_Exercise brief_
Read the lines that follow and pick out every one containing the word "SAUVAGINIERS".

_Records provided_
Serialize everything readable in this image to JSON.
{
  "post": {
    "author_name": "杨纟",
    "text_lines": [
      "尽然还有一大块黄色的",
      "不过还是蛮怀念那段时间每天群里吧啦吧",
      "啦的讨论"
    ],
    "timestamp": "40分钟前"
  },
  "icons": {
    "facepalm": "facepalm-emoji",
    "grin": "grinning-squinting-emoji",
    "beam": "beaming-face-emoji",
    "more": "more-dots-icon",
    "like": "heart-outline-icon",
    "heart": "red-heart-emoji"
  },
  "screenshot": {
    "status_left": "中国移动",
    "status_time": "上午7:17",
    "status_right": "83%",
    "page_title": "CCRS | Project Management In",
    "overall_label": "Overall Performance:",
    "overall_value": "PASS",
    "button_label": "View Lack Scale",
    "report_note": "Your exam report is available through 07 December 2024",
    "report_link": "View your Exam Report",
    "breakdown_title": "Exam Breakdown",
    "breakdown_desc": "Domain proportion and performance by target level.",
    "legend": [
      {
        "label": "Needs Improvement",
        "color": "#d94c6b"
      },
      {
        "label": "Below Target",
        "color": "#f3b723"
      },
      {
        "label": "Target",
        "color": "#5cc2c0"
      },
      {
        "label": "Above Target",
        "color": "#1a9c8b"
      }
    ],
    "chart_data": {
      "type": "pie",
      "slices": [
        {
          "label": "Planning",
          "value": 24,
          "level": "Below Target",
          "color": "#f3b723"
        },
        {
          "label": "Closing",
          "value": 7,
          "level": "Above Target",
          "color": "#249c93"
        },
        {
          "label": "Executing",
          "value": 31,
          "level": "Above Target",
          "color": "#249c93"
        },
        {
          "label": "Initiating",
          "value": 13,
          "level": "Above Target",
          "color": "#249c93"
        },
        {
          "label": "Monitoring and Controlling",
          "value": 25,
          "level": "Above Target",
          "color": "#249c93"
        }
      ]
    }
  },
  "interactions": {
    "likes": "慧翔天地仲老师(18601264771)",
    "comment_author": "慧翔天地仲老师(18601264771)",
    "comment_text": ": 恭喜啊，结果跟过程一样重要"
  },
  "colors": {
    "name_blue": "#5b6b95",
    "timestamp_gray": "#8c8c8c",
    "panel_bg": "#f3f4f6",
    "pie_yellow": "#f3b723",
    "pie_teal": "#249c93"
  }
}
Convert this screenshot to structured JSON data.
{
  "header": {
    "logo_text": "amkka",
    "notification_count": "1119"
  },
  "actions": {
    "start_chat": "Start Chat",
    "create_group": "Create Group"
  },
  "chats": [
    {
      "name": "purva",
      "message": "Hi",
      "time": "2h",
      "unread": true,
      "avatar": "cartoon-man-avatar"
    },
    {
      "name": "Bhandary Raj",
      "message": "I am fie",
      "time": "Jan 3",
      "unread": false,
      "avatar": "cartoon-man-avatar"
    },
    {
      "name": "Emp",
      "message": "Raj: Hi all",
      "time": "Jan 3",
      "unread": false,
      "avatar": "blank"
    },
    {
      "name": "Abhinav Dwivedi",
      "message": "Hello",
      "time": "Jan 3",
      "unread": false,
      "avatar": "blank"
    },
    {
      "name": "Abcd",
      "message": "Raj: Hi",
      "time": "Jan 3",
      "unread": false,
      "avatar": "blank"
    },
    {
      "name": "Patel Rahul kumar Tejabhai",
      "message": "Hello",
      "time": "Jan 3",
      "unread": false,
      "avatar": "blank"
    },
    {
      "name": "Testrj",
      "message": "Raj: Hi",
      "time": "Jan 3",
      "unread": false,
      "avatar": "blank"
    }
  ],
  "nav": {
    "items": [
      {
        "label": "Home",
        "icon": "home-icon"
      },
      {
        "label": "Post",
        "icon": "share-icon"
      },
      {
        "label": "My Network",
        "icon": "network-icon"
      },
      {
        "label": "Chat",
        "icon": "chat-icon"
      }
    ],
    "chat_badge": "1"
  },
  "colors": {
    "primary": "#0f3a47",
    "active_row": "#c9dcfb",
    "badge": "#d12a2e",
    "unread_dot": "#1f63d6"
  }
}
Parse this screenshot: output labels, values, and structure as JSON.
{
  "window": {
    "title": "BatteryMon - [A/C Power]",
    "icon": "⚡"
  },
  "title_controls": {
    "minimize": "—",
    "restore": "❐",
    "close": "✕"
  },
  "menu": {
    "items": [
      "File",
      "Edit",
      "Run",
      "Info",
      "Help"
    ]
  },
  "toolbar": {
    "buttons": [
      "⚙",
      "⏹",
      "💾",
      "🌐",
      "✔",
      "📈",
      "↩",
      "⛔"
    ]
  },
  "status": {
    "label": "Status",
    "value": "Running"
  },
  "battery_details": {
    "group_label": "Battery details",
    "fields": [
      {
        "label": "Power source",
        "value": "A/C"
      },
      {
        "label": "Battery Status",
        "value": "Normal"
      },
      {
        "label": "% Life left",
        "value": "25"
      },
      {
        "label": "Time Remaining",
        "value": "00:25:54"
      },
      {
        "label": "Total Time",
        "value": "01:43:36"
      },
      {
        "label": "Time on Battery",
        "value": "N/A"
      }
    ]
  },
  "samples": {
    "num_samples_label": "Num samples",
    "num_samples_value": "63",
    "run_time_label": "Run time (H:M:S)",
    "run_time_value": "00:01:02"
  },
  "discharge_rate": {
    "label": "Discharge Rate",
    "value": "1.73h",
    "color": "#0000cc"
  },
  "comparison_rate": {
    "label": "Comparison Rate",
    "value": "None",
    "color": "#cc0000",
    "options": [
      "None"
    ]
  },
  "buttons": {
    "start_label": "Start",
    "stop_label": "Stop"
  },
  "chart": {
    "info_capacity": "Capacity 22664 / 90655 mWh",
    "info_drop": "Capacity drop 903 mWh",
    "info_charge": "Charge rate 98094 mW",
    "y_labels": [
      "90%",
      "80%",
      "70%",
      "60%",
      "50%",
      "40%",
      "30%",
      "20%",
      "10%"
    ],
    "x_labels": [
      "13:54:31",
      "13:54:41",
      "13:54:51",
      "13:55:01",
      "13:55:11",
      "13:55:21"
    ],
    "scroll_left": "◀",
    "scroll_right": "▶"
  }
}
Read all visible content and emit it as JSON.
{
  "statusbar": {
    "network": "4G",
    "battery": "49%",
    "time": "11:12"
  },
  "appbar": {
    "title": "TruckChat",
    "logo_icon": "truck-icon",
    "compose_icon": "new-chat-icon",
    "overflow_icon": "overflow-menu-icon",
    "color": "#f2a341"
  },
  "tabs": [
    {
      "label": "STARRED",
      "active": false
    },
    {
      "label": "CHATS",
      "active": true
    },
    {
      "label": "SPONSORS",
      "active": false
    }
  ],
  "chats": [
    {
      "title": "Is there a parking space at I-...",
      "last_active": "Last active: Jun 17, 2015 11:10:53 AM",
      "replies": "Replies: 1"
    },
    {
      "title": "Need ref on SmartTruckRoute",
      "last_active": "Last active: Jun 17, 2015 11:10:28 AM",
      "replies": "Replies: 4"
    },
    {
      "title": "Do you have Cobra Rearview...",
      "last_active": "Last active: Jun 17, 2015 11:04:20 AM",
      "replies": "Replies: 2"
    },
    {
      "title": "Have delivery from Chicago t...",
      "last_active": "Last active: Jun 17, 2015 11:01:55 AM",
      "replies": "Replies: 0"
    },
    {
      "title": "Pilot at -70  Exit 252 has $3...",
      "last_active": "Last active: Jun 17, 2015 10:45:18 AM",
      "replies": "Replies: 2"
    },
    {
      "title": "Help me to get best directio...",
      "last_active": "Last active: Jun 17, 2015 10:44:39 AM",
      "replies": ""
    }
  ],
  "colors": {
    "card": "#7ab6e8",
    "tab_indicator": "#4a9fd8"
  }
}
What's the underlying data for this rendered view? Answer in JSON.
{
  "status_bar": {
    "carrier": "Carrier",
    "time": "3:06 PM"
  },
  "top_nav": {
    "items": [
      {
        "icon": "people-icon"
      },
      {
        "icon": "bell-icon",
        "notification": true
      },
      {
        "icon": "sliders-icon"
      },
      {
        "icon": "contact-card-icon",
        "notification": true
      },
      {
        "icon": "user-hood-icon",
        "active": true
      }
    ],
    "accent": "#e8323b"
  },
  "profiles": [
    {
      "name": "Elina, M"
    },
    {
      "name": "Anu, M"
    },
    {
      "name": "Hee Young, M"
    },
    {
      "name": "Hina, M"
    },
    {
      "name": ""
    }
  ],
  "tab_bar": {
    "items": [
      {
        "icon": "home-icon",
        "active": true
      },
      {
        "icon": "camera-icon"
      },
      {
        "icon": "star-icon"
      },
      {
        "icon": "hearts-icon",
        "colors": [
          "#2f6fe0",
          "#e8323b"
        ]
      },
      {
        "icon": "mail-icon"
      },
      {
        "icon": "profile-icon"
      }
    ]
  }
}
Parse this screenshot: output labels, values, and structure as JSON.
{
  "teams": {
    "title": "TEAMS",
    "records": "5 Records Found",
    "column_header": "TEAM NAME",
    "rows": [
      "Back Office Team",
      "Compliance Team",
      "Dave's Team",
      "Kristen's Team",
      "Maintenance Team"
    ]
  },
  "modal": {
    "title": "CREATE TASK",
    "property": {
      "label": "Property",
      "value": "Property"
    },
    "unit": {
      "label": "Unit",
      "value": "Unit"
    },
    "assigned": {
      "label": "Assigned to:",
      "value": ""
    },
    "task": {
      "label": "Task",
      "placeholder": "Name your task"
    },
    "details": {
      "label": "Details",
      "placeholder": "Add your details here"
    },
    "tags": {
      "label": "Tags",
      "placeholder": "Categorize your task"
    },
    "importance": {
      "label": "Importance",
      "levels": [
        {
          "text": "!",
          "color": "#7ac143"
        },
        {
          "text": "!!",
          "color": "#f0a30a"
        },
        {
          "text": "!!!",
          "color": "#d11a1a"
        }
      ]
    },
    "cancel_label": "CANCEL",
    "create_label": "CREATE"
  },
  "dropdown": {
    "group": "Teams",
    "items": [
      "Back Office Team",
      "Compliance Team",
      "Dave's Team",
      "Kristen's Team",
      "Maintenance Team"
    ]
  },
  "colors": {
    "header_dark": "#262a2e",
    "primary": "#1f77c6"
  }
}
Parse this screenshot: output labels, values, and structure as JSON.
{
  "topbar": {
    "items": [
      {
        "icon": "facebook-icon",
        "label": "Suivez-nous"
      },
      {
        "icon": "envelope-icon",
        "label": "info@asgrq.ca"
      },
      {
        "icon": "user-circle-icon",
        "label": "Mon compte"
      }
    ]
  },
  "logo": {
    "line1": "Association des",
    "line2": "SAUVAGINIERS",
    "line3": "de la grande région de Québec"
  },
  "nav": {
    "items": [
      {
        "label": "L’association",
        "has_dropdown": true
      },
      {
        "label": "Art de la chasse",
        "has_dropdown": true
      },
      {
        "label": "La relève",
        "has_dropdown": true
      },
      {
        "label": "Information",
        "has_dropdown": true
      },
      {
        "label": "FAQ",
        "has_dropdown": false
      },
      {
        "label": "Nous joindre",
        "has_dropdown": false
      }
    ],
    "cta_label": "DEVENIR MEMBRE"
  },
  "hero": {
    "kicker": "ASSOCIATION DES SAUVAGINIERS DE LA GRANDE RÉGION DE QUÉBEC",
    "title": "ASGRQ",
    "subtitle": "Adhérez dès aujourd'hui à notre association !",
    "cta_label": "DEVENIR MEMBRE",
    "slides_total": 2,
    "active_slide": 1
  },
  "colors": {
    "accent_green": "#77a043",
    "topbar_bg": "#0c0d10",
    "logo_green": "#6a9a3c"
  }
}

_Response_
    "line2": "SAUVAGINIERS",
    "kicker": "ASSOCIATION DES SAUVAGINIERS DE LA GRANDE RÉGION DE QUÉBEC",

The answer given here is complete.